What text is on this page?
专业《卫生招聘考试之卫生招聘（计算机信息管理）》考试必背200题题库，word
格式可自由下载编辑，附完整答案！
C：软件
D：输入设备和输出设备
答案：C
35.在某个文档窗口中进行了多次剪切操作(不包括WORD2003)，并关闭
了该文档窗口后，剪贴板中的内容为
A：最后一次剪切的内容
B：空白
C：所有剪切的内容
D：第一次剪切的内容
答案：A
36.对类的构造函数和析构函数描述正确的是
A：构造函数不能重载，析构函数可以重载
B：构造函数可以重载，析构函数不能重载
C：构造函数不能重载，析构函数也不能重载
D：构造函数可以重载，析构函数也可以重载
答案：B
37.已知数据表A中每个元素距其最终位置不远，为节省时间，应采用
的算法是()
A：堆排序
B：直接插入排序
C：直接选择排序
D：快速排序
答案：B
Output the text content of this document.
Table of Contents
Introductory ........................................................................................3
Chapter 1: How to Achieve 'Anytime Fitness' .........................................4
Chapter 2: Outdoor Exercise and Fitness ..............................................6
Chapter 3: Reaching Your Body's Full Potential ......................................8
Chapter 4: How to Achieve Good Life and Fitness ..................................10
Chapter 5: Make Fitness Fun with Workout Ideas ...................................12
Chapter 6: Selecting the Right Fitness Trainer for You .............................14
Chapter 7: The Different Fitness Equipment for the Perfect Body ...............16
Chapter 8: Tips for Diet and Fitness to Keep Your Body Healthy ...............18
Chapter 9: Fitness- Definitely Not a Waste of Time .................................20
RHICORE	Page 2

************

▸ PROBLEM REQUIREMENTS:
Report every line in the data above in which the word "Your" appears.

▸ EXERCISE RESPONSE:
Chapter 3: Reaching Your Body's Full Potential ......................................8
Chapter 8: Tips for Diet and Fitness to Keep Your Body Healthy ...............18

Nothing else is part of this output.